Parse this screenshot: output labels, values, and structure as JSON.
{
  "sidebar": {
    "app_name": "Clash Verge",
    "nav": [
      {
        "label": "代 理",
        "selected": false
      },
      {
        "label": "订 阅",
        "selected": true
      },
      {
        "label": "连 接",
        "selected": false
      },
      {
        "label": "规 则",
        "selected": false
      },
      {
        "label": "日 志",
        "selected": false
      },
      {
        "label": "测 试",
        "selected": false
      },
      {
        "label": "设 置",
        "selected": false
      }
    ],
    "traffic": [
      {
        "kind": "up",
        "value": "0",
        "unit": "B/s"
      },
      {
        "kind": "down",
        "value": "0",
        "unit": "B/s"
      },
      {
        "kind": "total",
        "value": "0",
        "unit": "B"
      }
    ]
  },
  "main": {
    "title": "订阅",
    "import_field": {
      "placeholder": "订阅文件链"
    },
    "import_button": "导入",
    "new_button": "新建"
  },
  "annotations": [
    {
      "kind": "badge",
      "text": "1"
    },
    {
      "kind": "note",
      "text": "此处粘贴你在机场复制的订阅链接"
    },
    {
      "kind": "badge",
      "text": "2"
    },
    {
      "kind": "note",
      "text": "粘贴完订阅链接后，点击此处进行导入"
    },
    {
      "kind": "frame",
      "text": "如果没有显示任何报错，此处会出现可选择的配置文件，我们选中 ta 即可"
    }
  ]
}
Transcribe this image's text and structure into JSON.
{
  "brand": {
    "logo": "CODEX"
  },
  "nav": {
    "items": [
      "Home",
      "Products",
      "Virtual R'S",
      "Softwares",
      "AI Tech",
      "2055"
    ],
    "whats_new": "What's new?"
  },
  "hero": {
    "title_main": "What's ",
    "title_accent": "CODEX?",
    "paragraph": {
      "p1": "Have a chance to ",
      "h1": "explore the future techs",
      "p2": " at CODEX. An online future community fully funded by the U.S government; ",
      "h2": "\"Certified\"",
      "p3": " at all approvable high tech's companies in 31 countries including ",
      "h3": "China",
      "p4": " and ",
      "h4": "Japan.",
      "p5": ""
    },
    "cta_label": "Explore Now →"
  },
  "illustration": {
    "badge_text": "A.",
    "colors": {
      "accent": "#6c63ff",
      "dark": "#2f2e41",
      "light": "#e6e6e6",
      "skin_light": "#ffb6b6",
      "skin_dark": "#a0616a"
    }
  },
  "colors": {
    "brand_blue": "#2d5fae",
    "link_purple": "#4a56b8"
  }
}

........

Transcribe the records above exactly as they appear.

:: Task response ::
Parse this screenshot: output labels, values, and structure as JSON.
{
  "sidebar": {
    "app_name": "Clash Verge",
    "nav": [
      {
        "label": "代 理",
        "selected": false
      },
      {
        "label": "订 阅",
        "selected": true
      },
      {
        "label": "连 接",
        "selected": false
      },
      {
        "label": "规 则",
        "selected": false
      },
      {
        "label": "日 志",
        "selected": false
      },
      {
        "label": "测 试",
        "selected": false
      },
      {
        "label": "设 置",
        "selected": false
      }
    ],
    "traffic": [
      {
        "kind": "up",
        "value": "0",
        "unit": "B/s"
      },
      {
        "kind": "down",
        "value": "0",
        "unit": "B/s"
      },
      {
        "kind": "total",
        "value": "0",
        "unit": "B"
      }
    ]
  },
  "main": {
    "title": "订阅",
    "import_field": {
      "placeholder": "订阅文件链"
    },
    "import_button": "导入",
    "new_button": "新建"
  },
  "annotations": [
    {
      "kind": "badge",
      "text": "1"
    },
    {
      "kind": "note",
      "text": "此处粘贴你在机场复制的订阅链接"
    },
    {
      "kind": "badge",
      "text": "2"
    },
    {
      "kind": "note",
      "text": "粘贴完订阅链接后，点击此处进行导入"
    },
    {
      "kind": "frame",
      "text": "如果没有显示任何报错，此处会出现可选择的配置文件，我们选中 ta 即可"
    }
  ]
}
Transcribe this image's text and structure into JSON.
{
  "brand": {
    "logo": "CODEX"
  },
  "nav": {
    "items": [
      "Home",
      "Products",
      "Virtual R'S",
      "Softwares",
      "AI Tech",
      "2055"
    ],
    "whats_new": "What's new?"
  },
  "hero": {
    "title_main": "What's ",
    "title_accent": "CODEX?",
    "paragraph": {
      "p1": "Have a chance to ",
      "h1": "explore the future techs",
      "p2": " at CODEX. An online future community fully funded by the U.S government; ",
      "h2": "\"Certified\"",
      "p3": " at all approvable high tech's companies in 31 countries including ",
      "h3": "China",
      "p4": " and ",
      "h4": "Japan.",
      "p5": ""
    },
    "cta_label": "Explore Now →"
  },
  "illustration": {
    "badge_text": "A.",
    "colors": {
      "accent": "#6c63ff",
      "dark": "#2f2e41",
      "light": "#e6e6e6",
      "skin_light": "#ffb6b6",
      "skin_dark": "#a0616a"
    }
  },
  "colors": {
    "brand_blue": "#2d5fae",
    "link_purple": "#4a56b8"
  }
}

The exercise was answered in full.